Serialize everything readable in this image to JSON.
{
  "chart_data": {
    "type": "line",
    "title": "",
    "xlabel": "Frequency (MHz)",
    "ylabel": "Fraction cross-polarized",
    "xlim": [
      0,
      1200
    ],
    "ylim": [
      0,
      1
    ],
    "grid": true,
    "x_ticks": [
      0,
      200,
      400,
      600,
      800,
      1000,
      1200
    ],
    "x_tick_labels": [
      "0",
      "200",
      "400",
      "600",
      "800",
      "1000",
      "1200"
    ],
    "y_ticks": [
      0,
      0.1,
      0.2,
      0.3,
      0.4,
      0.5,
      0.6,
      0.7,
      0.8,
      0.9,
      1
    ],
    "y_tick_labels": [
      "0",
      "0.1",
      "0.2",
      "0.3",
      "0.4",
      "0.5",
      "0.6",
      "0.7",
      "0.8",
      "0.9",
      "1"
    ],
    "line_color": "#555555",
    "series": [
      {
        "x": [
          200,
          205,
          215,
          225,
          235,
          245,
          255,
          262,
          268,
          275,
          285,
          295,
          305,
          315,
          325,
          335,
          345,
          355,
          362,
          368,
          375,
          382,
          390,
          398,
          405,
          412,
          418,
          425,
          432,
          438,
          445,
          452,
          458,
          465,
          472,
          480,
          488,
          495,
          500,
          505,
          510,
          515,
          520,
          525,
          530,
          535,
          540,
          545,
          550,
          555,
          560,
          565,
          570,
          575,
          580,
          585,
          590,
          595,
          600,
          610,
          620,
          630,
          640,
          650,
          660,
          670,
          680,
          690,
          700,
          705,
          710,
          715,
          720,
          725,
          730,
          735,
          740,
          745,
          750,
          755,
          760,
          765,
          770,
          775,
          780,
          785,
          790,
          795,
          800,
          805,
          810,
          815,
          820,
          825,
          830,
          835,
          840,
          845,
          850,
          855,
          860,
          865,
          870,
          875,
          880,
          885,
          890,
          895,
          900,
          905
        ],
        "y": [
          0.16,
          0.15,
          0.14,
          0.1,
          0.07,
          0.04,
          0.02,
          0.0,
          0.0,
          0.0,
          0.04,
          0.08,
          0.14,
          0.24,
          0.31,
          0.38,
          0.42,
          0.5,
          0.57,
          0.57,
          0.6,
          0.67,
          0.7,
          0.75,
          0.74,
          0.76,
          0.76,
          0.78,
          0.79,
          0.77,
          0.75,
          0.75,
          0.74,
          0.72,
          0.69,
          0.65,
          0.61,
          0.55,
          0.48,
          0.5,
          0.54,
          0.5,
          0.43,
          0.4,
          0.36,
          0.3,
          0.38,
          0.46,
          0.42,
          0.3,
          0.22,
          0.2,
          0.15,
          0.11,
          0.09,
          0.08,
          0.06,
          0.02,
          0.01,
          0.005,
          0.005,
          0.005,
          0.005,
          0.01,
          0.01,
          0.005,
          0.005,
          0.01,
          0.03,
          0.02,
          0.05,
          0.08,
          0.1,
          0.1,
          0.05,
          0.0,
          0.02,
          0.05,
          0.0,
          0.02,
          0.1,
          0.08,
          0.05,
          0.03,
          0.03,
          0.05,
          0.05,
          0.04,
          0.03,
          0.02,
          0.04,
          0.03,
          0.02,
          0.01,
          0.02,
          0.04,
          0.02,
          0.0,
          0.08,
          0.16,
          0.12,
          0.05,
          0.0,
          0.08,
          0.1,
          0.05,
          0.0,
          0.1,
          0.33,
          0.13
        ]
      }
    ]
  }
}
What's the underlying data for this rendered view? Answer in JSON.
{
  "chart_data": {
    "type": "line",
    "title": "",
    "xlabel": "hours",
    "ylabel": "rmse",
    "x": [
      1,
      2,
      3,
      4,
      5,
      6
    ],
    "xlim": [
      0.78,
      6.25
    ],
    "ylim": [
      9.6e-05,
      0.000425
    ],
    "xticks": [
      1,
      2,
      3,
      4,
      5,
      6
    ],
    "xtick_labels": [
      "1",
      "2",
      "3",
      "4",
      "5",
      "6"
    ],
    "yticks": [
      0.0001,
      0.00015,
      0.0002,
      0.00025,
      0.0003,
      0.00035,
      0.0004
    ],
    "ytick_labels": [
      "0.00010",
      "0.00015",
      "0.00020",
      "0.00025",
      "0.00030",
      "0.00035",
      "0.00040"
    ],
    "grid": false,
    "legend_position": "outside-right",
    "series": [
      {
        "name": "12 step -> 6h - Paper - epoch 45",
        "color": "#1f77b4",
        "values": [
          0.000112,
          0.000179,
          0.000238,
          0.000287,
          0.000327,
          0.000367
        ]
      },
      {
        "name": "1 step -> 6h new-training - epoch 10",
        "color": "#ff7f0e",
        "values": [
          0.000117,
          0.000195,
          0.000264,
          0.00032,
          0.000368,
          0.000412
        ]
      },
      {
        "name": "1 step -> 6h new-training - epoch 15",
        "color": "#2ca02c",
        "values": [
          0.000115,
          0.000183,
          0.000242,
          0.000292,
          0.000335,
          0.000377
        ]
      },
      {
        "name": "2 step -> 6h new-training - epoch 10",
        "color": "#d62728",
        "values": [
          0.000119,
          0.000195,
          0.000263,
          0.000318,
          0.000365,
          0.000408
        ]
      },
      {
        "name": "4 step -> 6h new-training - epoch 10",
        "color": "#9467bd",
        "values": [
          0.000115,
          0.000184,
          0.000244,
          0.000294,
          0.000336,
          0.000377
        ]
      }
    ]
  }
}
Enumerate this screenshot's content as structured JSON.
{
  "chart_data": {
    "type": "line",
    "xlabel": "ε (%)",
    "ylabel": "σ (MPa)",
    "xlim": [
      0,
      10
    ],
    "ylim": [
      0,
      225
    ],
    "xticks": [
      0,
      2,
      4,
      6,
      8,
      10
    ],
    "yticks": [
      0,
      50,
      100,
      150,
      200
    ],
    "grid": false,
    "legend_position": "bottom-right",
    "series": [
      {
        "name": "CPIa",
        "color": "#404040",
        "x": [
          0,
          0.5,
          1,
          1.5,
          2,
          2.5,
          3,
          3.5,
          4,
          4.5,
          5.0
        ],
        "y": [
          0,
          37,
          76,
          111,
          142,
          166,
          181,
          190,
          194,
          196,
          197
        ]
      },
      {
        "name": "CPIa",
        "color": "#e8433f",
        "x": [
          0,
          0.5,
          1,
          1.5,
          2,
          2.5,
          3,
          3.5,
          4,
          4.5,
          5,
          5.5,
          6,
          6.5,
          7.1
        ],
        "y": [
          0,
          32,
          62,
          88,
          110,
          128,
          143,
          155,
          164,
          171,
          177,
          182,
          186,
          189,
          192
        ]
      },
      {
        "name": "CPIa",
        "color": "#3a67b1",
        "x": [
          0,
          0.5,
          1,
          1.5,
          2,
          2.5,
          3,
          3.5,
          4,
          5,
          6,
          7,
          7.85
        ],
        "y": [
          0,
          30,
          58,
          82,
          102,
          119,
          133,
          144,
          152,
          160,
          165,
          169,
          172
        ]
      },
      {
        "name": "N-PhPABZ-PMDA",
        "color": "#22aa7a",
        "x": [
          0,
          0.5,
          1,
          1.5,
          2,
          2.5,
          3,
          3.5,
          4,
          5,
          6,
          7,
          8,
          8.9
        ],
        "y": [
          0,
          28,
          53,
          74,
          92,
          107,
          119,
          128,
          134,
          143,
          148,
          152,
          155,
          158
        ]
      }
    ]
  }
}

☆ ☆ ☆ ☆

#### WHAT THE TASK REQUIRES:
Leave out every line without the string "ylabel" and copy the rest.

#### OUTPUT:
    "ylabel": "Fraction cross-polarized",
    "ylabel": "rmse",
    "ylabel": "σ (MPa)",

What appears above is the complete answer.